**Given task**: Using the records below, copy out exactly the line that contains "Transcribe the text in this document." and every line that follows it, up to and including the last, and no others.

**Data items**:
——

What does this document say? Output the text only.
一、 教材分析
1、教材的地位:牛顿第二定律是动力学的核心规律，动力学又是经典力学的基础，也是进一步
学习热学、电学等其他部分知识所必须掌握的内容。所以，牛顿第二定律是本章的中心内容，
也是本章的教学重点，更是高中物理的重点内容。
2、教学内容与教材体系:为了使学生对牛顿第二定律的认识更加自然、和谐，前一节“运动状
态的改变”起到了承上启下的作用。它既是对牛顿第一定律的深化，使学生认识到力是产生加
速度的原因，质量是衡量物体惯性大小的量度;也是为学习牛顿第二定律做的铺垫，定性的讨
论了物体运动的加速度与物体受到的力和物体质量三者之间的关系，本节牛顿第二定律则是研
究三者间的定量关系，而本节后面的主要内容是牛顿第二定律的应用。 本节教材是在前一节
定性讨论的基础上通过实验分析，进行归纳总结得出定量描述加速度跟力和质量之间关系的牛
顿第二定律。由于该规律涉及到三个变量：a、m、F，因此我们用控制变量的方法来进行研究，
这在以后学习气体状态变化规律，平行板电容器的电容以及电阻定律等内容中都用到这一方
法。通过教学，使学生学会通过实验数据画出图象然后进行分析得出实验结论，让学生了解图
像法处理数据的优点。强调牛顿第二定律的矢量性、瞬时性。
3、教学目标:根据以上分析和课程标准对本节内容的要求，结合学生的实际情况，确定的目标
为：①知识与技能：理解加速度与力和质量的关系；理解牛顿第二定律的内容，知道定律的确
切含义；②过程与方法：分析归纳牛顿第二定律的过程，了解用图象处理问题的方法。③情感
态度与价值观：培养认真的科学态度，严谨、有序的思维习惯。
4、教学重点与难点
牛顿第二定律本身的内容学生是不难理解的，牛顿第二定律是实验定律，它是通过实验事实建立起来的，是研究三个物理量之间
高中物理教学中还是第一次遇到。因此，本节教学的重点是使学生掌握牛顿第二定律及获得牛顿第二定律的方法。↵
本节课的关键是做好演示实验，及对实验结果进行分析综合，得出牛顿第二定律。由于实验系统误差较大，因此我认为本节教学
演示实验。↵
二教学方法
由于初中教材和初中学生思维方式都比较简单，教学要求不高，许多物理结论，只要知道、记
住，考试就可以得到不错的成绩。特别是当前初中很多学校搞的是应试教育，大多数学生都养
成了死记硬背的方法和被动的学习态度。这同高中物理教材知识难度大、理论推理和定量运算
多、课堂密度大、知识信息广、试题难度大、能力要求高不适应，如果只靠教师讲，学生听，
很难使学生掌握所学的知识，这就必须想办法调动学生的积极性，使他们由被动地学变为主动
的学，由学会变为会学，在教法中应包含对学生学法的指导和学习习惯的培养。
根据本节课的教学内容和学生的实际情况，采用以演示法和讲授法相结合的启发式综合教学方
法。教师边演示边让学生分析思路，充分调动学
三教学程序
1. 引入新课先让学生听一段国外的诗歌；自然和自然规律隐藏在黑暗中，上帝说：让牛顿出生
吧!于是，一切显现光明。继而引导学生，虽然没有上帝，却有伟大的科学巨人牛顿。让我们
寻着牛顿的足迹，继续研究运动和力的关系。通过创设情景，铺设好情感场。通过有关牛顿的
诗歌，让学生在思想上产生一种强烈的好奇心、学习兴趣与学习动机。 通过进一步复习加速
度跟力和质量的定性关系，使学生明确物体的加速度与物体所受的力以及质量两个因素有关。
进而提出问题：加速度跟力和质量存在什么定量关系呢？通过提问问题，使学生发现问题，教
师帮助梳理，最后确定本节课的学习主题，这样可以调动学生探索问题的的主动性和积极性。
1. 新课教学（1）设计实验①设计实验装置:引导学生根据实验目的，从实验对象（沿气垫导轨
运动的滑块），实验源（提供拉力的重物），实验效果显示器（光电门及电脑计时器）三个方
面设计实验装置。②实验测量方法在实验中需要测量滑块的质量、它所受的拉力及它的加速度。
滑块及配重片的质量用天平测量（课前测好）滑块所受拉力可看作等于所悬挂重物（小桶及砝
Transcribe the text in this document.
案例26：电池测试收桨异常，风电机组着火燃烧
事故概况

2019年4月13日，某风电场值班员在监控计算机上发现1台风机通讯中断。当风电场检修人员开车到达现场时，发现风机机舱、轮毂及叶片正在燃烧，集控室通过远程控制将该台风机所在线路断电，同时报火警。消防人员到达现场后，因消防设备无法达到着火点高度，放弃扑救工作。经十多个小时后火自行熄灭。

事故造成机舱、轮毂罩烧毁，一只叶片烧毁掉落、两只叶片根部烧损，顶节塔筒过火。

——

**Full solution**:
Transcribe the text in this document.
案例26：电池测试收桨异常，风电机组着火燃烧
事故概况

2019年4月13日，某风电场值班员在监控计算机上发现1台风机通讯中断。当风电场检修人员开车到达现场时，发现风机机舱、轮毂及叶片正在燃烧，集控室通过远程控制将该台风机所在线路断电，同时报火警。消防人员到达现场后，因消防设备无法达到着火点高度，放弃扑救工作。经十多个小时后火自行熄灭。

事故造成机舱、轮毂罩烧毁，一只叶片烧毁掉落、两只叶片根部烧损，顶节塔筒过火。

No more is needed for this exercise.